-- start --

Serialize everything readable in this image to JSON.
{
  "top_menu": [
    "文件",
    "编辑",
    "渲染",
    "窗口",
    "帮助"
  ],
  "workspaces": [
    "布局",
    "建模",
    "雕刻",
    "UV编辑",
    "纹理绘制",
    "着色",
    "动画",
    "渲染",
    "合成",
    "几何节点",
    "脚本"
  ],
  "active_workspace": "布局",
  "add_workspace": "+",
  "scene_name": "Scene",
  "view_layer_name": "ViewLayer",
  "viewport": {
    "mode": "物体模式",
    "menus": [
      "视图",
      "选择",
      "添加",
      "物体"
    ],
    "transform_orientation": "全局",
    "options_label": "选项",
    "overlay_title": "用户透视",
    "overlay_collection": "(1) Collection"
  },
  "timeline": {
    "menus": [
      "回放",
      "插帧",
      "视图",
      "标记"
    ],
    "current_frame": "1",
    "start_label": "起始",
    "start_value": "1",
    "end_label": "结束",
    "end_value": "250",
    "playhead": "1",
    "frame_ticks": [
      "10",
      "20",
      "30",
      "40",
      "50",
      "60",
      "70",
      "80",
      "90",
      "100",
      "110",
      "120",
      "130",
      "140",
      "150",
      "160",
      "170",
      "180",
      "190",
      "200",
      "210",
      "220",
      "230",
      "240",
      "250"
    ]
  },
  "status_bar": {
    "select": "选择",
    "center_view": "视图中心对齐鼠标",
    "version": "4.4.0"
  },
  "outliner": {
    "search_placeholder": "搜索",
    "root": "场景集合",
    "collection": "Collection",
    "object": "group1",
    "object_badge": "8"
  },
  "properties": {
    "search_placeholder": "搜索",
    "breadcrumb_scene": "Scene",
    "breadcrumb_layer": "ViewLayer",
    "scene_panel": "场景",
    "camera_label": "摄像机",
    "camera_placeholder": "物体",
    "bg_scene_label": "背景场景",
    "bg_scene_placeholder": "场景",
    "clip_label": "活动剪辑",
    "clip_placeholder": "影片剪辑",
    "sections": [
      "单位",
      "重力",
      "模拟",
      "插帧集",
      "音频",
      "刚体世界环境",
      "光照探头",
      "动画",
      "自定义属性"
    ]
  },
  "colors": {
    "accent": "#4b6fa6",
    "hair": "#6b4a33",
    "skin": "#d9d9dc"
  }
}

-- end --

■ Exercise description:
Identify each line in the entries with the word "Collection" and copy it.

■ Completed exercise:
    "overlay_collection": "(1) Collection"
    "collection": "Collection",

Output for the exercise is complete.